## Stated task
Retype each record below word for word. Leave the pictures out.

## Stored rows
┌──
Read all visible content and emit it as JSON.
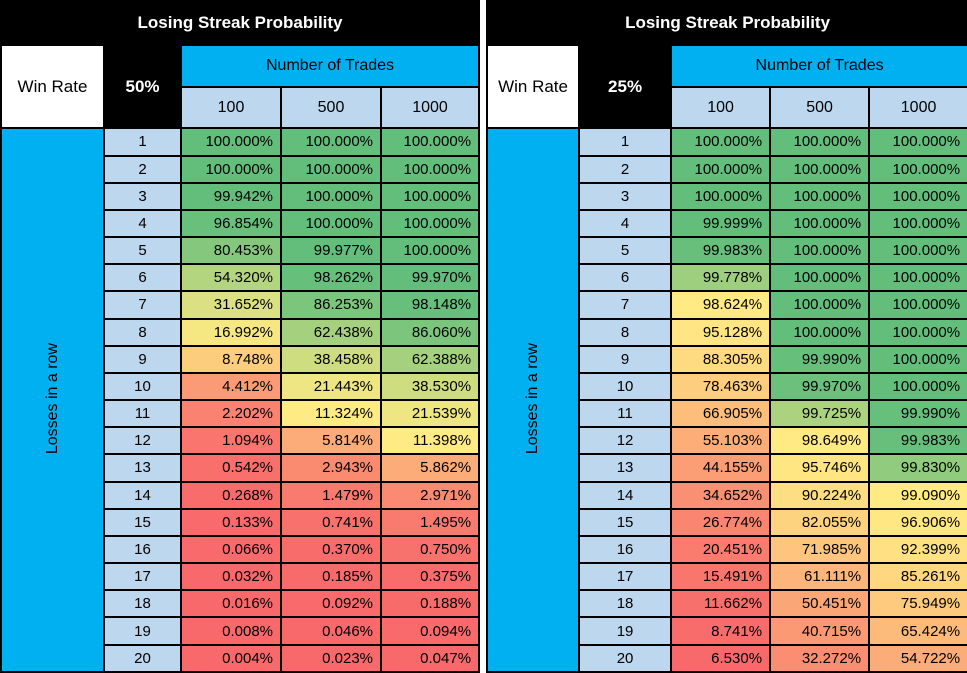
{
  "colors": {
    "header_blue": "#00B0F0",
    "light_blue": "#BDD7EE",
    "black": "#000000",
    "white": "#FFFFFF",
    "scale_min_red": "#F8696B",
    "scale_mid_yellow": "#FFEB84",
    "scale_max_green": "#63BE7B"
  },
  "chart_data": [
    {
      "type": "heatmap",
      "title": "Losing Streak Probability",
      "win_rate_label": "Win Rate",
      "win_rate": "50%",
      "xlabel": "Number of Trades",
      "ylabel": "Losses in a row",
      "columns": [
        "100",
        "500",
        "1000"
      ],
      "rows": [
        1,
        2,
        3,
        4,
        5,
        6,
        7,
        8,
        9,
        10,
        11,
        12,
        13,
        14,
        15,
        16,
        17,
        18,
        19,
        20
      ],
      "value_suffix": "%",
      "values": [
        [
          100.0,
          100.0,
          100.0
        ],
        [
          100.0,
          100.0,
          100.0
        ],
        [
          99.942,
          100.0,
          100.0
        ],
        [
          96.854,
          100.0,
          100.0
        ],
        [
          80.453,
          99.977,
          100.0
        ],
        [
          54.32,
          98.262,
          99.97
        ],
        [
          31.652,
          86.253,
          98.148
        ],
        [
          16.992,
          62.438,
          86.06
        ],
        [
          8.748,
          38.458,
          62.388
        ],
        [
          4.412,
          21.443,
          38.53
        ],
        [
          2.202,
          11.324,
          21.539
        ],
        [
          1.094,
          5.814,
          11.398
        ],
        [
          0.542,
          2.943,
          5.862
        ],
        [
          0.268,
          1.479,
          2.971
        ],
        [
          0.133,
          0.741,
          1.495
        ],
        [
          0.066,
          0.37,
          0.75
        ],
        [
          0.032,
          0.185,
          0.375
        ],
        [
          0.016,
          0.092,
          0.188
        ],
        [
          0.008,
          0.046,
          0.094
        ],
        [
          0.004,
          0.023,
          0.047
        ]
      ],
      "color_scale": {
        "type": "3-color",
        "min": "#F8696B",
        "mid": "#FFEB84",
        "max": "#63BE7B",
        "midpoint": "50th-percentile"
      }
    },
    {
      "type": "heatmap",
      "title": "Losing Streak Probability",
      "win_rate_label": "Win Rate",
      "win_rate": "25%",
      "xlabel": "Number of Trades",
      "ylabel": "Losses in a row",
      "columns": [
        "100",
        "500",
        "1000"
      ],
      "rows": [
        1,
        2,
        3,
        4,
        5,
        6,
        7,
        8,
        9,
        10,
        11,
        12,
        13,
        14,
        15,
        16,
        17,
        18,
        19,
        20
      ],
      "value_suffix": "%",
      "values": [
        [
          100.0,
          100.0,
          100.0
        ],
        [
          100.0,
          100.0,
          100.0
        ],
        [
          100.0,
          100.0,
          100.0
        ],
        [
          99.999,
          100.0,
          100.0
        ],
        [
          99.983,
          100.0,
          100.0
        ],
        [
          99.778,
          100.0,
          100.0
        ],
        [
          98.624,
          100.0,
          100.0
        ],
        [
          95.128,
          100.0,
          100.0
        ],
        [
          88.305,
          99.99,
          100.0
        ],
        [
          78.463,
          99.97,
          100.0
        ],
        [
          66.905,
          99.725,
          99.99
        ],
        [
          55.103,
          98.649,
          99.983
        ],
        [
          44.155,
          95.746,
          99.83
        ],
        [
          34.652,
          90.224,
          99.09
        ],
        [
          26.774,
          82.055,
          96.906
        ],
        [
          20.451,
          71.985,
          92.399
        ],
        [
          15.491,
          61.111,
          85.261
        ],
        [
          11.662,
          50.451,
          75.949
        ],
        [
          8.741,
          40.715,
          65.424
        ],
        [
          6.53,
          32.272,
          54.722
        ]
      ],
      "color_scale": {
        "type": "3-color",
        "min": "#F8696B",
        "mid": "#FFEB84",
        "max": "#63BE7B",
        "midpoint": "50th-percentile"
      }
    }
  ]
}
└──
## Expected answer
Read all visible content and emit it as JSON.
{
  "colors": {
    "header_blue": "#00B0F0",
    "light_blue": "#BDD7EE",
    "black": "#000000",
    "white": "#FFFFFF",
    "scale_min_red": "#F8696B",
    "scale_mid_yellow": "#FFEB84",
    "scale_max_green": "#63BE7B"
  },
  "chart_data": [
    {
      "type": "heatmap",
      "title": "Losing Streak Probability",
      "win_rate_label": "Win Rate",
      "win_rate": "50%",
      "xlabel": "Number of Trades",
      "ylabel": "Losses in a row",
      "columns": [
        "100",
        "500",
        "1000"
      ],
      "rows": [
        1,
        2,
        3,
        4,
        5,
        6,
        7,
        8,
        9,
        10,
        11,
        12,
        13,
        14,
        15,
        16,
        17,
        18,
        19,
        20
      ],
      "value_suffix": "%",
      "values": [
        [
          100.0,
          100.0,
          100.0
        ],
        [
          100.0,
          100.0,
          100.0
        ],
        [
          99.942,
          100.0,
          100.0
        ],
        [
          96.854,
          100.0,
          100.0
        ],
        [
          80.453,
          99.977,
          100.0
        ],
        [
          54.32,
          98.262,
          99.97
        ],
        [
          31.652,
          86.253,
          98.148
        ],
        [
          16.992,
          62.438,
          86.06
        ],
        [
          8.748,
          38.458,
          62.388
        ],
        [
          4.412,
          21.443,
          38.53
        ],
        [
          2.202,
          11.324,
          21.539
        ],
        [
          1.094,
          5.814,
          11.398
        ],
        [
          0.542,
          2.943,
          5.862
        ],
        [
          0.268,
          1.479,
          2.971
        ],
        [
          0.133,
          0.741,
          1.495
        ],
        [
          0.066,
          0.37,
          0.75
        ],
        [
          0.032,
          0.185,
          0.375
        ],
        [
          0.016,
          0.092,
          0.188
        ],
        [
          0.008,
          0.046,
          0.094
        ],
        [
          0.004,
          0.023,
          0.047
        ]
      ],
      "color_scale": {
        "type": "3-color",
        "min": "#F8696B",
        "mid": "#FFEB84",
        "max": "#63BE7B",
        "midpoint": "50th-percentile"
      }
    },
    {
      "type": "heatmap",
      "title": "Losing Streak Probability",
      "win_rate_label": "Win Rate",
      "win_rate": "25%",
      "xlabel": "Number of Trades",
      "ylabel": "Losses in a row",
      "columns": [
        "100",
        "500",
        "1000"
      ],
      "rows": [
        1,
        2,
        3,
        4,
        5,
        6,
        7,
        8,
        9,
        10,
        11,
        12,
        13,
        14,
        15,
        16,
        17,
        18,
        19,
        20
      ],
      "value_suffix": "%",
      "values": [
        [
          100.0,
          100.0,
          100.0
        ],
        [
          100.0,
          100.0,
          100.0
        ],
        [
          100.0,
          100.0,
          100.0
        ],
        [
          99.999,
          100.0,
          100.0
        ],
        [
          99.983,
          100.0,
          100.0
        ],
        [
          99.778,
          100.0,
          100.0
        ],
        [
          98.624,
          100.0,
          100.0
        ],
        [
          95.128,
          100.0,
          100.0
        ],
        [
          88.305,
          99.99,
          100.0
        ],
        [
          78.463,
          99.97,
          100.0
        ],
        [
          66.905,
          99.725,
          99.99
        ],
        [
          55.103,
          98.649,
          99.983
        ],
        [
          44.155,
          95.746,
          99.83
        ],
        [
          34.652,
          90.224,
          99.09
        ],
        [
          26.774,
          82.055,
          96.906
        ],
        [
          20.451,
          71.985,
          92.399
        ],
        [
          15.491,
          61.111,
          85.261
        ],
        [
          11.662,
          50.451,
          75.949
        ],
        [
          8.741,
          40.715,
          65.424
        ],
        [
          6.53,
          32.272,
          54.722
        ]
      ],
      "color_scale": {
        "type": "3-color",
        "min": "#F8696B",
        "mid": "#FFEB84",
        "max": "#63BE7B",
        "midpoint": "50th-percentile"
      }
    }
  ]
}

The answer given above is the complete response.